### Work to be completed
Select all lines with the string "сведений" in them, and copy those lines.
— BEGIN Records shown —
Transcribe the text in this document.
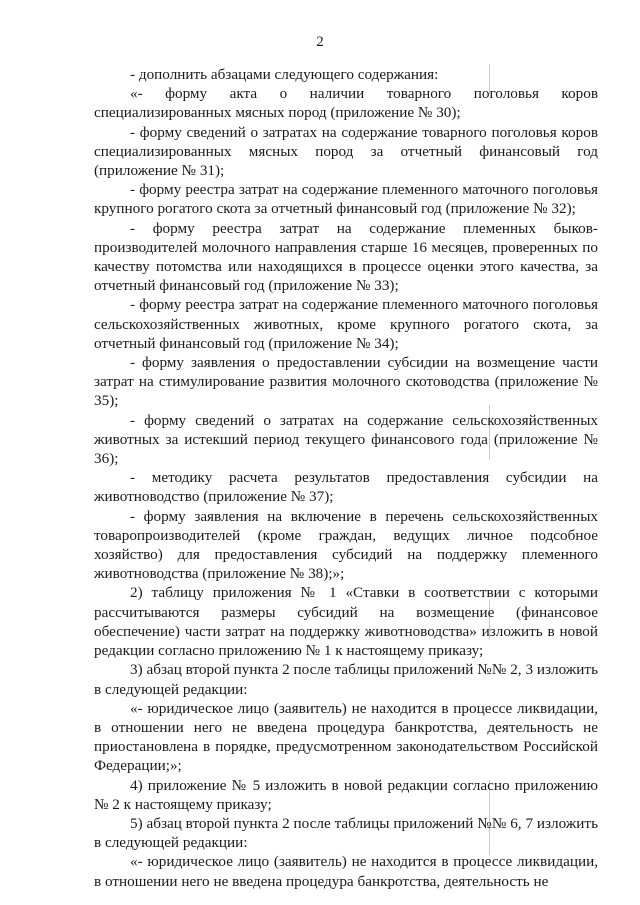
2

- дополнить абзацами следующего содержания:

«- форму акта о наличии товарного поголовья коров специализированных мясных пород (приложение № 30);

- форму сведений о затратах на содержание товарного поголовья коров специализированных мясных пород за отчетный финансовый год (приложение № 31);

- форму реестра затрат на содержание племенного маточного поголовья крупного рогатого скота за отчетный финансовый год (приложение № 32);

- форму реестра затрат на содержание племенных быков-производителей молочного направления старше 16 месяцев, проверенных по качеству потомства или находящихся в процессе оценки этого качества, за отчетный финансовый год (приложение № 33);

- форму реестра затрат на содержание племенного маточного поголовья сельскохозяйственных животных, кроме крупного рогатого скота, за отчетный финансовый год (приложение № 34);

- форму заявления о предоставлении субсидии на возмещение части затрат на стимулирование развития молочного скотоводства (приложение № 35);

- форму сведений о затратах на содержание сельскохозяйственных животных за истекший период текущего финансового года (приложение № 36);

- методику расчета результатов предоставления субсидии на животноводство (приложение № 37);

- форму заявления на включение в перечень сельскохозяйственных товаропроизводителей (кроме граждан, ведущих личное подсобное хозяйство) для предоставления субсидий на поддержку племенного животноводства (приложение № 38);»;

2) таблицу приложения № 1 «Ставки в соответствии с которыми рассчитываются размеры субсидий на возмещение (финансовое обеспечение) части затрат на поддержку животноводства» изложить в новой редакции согласно приложению № 1 к настоящему приказу;

3) абзац второй пункта 2 после таблицы приложений №№ 2, 3 изложить в следующей редакции:

«- юридическое лицо (заявитель) не находится в процессе ликвидации, в отношении него не введена процедура банкротства, деятельность не приостановлена в порядке, предусмотренном законодательством Российской Федерации;»;

4) приложение № 5 изложить в новой редакции согласно приложению № 2 к настоящему приказу;

5) абзац второй пункта 2 после таблицы приложений №№ 6, 7 изложить в следующей редакции:

«- юридическое лицо (заявитель) не находится в процессе ликвидации, в отношении него не введена процедура банкротства, деятельность не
— END Records shown —
### Response to this exercise
- форму сведений о затратах на содержание товарного поголовья коров специализированных мясных пород за отчетный финансовый год (приложение № 31);
- форму сведений о затратах на содержание сельскохозяйственных животных за истекший период текущего финансового года (приложение № 36);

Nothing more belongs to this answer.